• _INSTRUCTION_
Print all the records exactly, please.
BEGIN GIVEN INFORMATION
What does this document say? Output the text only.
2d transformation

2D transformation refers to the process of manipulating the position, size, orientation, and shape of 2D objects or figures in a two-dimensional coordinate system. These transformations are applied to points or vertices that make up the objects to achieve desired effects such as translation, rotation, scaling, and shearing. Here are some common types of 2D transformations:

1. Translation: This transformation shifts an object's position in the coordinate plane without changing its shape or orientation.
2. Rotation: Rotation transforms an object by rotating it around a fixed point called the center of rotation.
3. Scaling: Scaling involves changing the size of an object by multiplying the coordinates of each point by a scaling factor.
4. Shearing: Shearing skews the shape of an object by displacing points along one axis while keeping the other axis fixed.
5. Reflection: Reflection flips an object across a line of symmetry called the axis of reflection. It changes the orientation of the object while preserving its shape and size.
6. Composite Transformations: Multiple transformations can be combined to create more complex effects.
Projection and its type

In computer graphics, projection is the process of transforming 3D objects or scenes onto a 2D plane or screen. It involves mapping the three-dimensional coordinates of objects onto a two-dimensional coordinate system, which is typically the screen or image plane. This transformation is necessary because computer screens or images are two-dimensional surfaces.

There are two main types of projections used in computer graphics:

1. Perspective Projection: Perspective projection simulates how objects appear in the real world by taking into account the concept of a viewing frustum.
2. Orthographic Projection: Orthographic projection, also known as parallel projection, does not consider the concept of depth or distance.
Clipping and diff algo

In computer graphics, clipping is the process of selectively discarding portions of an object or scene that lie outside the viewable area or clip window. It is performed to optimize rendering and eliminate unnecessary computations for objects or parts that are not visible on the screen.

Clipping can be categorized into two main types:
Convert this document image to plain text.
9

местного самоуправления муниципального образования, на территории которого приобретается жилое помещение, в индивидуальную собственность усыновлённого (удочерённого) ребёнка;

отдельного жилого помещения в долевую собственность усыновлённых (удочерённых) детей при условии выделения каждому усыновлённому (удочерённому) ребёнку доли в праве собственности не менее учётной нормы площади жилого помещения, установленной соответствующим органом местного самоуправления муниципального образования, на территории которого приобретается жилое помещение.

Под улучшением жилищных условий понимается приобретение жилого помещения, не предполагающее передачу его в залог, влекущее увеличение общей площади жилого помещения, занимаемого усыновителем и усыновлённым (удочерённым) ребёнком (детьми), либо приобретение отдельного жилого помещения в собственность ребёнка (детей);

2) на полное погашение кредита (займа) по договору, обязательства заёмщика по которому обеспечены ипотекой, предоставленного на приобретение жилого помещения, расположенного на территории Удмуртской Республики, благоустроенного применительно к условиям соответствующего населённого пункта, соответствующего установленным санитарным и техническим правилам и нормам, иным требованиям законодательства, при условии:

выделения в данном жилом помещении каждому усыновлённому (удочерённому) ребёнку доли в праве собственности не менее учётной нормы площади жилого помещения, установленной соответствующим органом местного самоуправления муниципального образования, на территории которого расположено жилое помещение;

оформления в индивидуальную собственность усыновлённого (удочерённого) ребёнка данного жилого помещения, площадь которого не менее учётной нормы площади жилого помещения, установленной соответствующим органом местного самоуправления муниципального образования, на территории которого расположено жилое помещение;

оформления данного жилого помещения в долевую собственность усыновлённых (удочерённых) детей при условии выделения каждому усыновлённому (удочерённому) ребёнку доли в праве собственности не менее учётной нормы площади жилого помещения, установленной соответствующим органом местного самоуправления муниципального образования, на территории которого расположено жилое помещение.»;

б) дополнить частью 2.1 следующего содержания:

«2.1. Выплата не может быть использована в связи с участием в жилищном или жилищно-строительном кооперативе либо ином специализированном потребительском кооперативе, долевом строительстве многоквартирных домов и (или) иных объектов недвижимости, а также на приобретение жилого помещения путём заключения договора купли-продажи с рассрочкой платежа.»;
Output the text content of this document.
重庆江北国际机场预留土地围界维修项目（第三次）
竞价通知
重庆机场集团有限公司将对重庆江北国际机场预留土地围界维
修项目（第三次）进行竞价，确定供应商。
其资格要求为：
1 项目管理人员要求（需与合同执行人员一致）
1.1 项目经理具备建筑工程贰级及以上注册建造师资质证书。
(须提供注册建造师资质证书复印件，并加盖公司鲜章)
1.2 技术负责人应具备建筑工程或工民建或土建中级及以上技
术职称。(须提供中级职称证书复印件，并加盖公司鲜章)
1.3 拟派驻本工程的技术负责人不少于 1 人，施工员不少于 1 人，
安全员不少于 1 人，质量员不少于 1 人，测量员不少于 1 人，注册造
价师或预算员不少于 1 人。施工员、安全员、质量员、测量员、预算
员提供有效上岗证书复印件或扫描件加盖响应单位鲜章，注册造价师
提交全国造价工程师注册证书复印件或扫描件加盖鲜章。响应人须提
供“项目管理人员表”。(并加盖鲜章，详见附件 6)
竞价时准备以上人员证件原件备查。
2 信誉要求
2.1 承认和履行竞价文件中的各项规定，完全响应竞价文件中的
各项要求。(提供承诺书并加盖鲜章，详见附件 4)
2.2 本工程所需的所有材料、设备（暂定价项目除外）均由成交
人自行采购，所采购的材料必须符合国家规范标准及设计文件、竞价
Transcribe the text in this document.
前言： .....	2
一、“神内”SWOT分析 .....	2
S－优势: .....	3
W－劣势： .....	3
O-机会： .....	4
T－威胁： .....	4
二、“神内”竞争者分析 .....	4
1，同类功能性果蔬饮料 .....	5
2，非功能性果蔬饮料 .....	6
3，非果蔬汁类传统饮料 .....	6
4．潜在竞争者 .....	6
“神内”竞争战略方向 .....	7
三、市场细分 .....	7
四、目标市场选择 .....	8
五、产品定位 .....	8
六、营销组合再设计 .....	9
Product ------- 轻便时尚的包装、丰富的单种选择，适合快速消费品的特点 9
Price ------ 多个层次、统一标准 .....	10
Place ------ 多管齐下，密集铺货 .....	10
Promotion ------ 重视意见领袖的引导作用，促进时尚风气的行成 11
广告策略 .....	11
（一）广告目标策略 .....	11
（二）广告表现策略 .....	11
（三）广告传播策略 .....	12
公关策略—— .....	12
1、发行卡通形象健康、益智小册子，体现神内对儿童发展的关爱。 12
END GIVEN INFORMATION
• _EXERCISE RESPONSE_
What does this document say? Output the text only.
2d transformation

2D transformation refers to the process of manipulating the position, size, orientation, and shape of 2D objects or figures in a two-dimensional coordinate system. These transformations are applied to points or vertices that make up the objects to achieve desired effects such as translation, rotation, scaling, and shearing. Here are some common types of 2D transformations:

1. Translation: This transformation shifts an object's position in the coordinate plane without changing its shape or orientation.
2. Rotation: Rotation transforms an object by rotating it around a fixed point called the center of rotation.
3. Scaling: Scaling involves changing the size of an object by multiplying the coordinates of each point by a scaling factor.
4. Shearing: Shearing skews the shape of an object by displacing points along one axis while keeping the other axis fixed.
5. Reflection: Reflection flips an object across a line of symmetry called the axis of reflection. It changes the orientation of the object while preserving its shape and size.
6. Composite Transformations: Multiple transformations can be combined to create more complex effects.
Projection and its type

In computer graphics, projection is the process of transforming 3D objects or scenes onto a 2D plane or screen. It involves mapping the three-dimensional coordinates of objects onto a two-dimensional coordinate system, which is typically the screen or image plane. This transformation is necessary because computer screens or images are two-dimensional surfaces.

There are two main types of projections used in computer graphics:

1. Perspective Projection: Perspective projection simulates how objects appear in the real world by taking into account the concept of a viewing frustum.
2. Orthographic Projection: Orthographic projection, also known as parallel projection, does not consider the concept of depth or distance.
Clipping and diff algo

In computer graphics, clipping is the process of selectively discarding portions of an object or scene that lie outside the viewable area or clip window. It is performed to optimize rendering and eliminate unnecessary computations for objects or parts that are not visible on the screen.

Clipping can be categorized into two main types:
Convert this document image to plain text.
9

местного самоуправления муниципального образования, на территории которого приобретается жилое помещение, в индивидуальную собственность усыновлённого (удочерённого) ребёнка;

отдельного жилого помещения в долевую собственность усыновлённых (удочерённых) детей при условии выделения каждому усыновлённому (удочерённому) ребёнку доли в праве собственности не менее учётной нормы площади жилого помещения, установленной соответствующим органом местного самоуправления муниципального образования, на территории которого приобретается жилое помещение.

Под улучшением жилищных условий понимается приобретение жилого помещения, не предполагающее передачу его в залог, влекущее увеличение общей площади жилого помещения, занимаемого усыновителем и усыновлённым (удочерённым) ребёнком (детьми), либо приобретение отдельного жилого помещения в собственность ребёнка (детей);

2) на полное погашение кредита (займа) по договору, обязательства заёмщика по которому обеспечены ипотекой, предоставленного на приобретение жилого помещения, расположенного на территории Удмуртской Республики, благоустроенного применительно к условиям соответствующего населённого пункта, соответствующего установленным санитарным и техническим правилам и нормам, иным требованиям законодательства, при условии:

выделения в данном жилом помещении каждому усыновлённому (удочерённому) ребёнку доли в праве собственности не менее учётной нормы площади жилого помещения, установленной соответствующим органом местного самоуправления муниципального образования, на территории которого расположено жилое помещение;

оформления в индивидуальную собственность усыновлённого (удочерённого) ребёнка данного жилого помещения, площадь которого не менее учётной нормы площади жилого помещения, установленной соответствующим органом местного самоуправления муниципального образования, на территории которого расположено жилое помещение;

оформления данного жилого помещения в долевую собственность усыновлённых (удочерённых) детей при условии выделения каждому усыновлённому (удочерённому) ребёнку доли в праве собственности не менее учётной нормы площади жилого помещения, установленной соответствующим органом местного самоуправления муниципального образования, на территории которого расположено жилое помещение.»;

б) дополнить частью 2.1 следующего содержания:

«2.1. Выплата не может быть использована в связи с участием в жилищном или жилищно-строительном кооперативе либо ином специализированном потребительском кооперативе, долевом строительстве многоквартирных домов и (или) иных объектов недвижимости, а также на приобретение жилого помещения путём заключения договора купли-продажи с рассрочкой платежа.»;
Output the text content of this document.
重庆江北国际机场预留土地围界维修项目（第三次）
竞价通知
重庆机场集团有限公司将对重庆江北国际机场预留土地围界维
修项目（第三次）进行竞价，确定供应商。
其资格要求为：
1 项目管理人员要求（需与合同执行人员一致）
1.1 项目经理具备建筑工程贰级及以上注册建造师资质证书。
(须提供注册建造师资质证书复印件，并加盖公司鲜章)
1.2 技术负责人应具备建筑工程或工民建或土建中级及以上技
术职称。(须提供中级职称证书复印件，并加盖公司鲜章)
1.3 拟派驻本工程的技术负责人不少于 1 人，施工员不少于 1 人，
安全员不少于 1 人，质量员不少于 1 人，测量员不少于 1 人，注册造
价师或预算员不少于 1 人。施工员、安全员、质量员、测量员、预算
员提供有效上岗证书复印件或扫描件加盖响应单位鲜章，注册造价师
提交全国造价工程师注册证书复印件或扫描件加盖鲜章。响应人须提
供“项目管理人员表”。(并加盖鲜章，详见附件 6)
竞价时准备以上人员证件原件备查。
2 信誉要求
2.1 承认和履行竞价文件中的各项规定，完全响应竞价文件中的
各项要求。(提供承诺书并加盖鲜章，详见附件 4)
2.2 本工程所需的所有材料、设备（暂定价项目除外）均由成交
人自行采购，所采购的材料必须符合国家规范标准及设计文件、竞价
Transcribe the text in this document.
前言： .....	2
一、“神内”SWOT分析 .....	2
S－优势: .....	3
W－劣势： .....	3
O-机会： .....	4
T－威胁： .....	4
二、“神内”竞争者分析 .....	4
1，同类功能性果蔬饮料 .....	5
2，非功能性果蔬饮料 .....	6
3，非果蔬汁类传统饮料 .....	6
4．潜在竞争者 .....	6
“神内”竞争战略方向 .....	7
三、市场细分 .....	7
四、目标市场选择 .....	8
五、产品定位 .....	8
六、营销组合再设计 .....	9
Product ------- 轻便时尚的包装、丰富的单种选择，适合快速消费品的特点 9
Price ------ 多个层次、统一标准 .....	10
Place ------ 多管齐下，密集铺货 .....	10
Promotion ------ 重视意见领袖的引导作用，促进时尚风气的行成 11
广告策略 .....	11
（一）广告目标策略 .....	11
（二）广告表现策略 .....	11
（三）广告传播策略 .....	12
公关策略—— .....	12
1、发行卡通形象健康、益智小册子，体现神内对儿童发展的关爱。 12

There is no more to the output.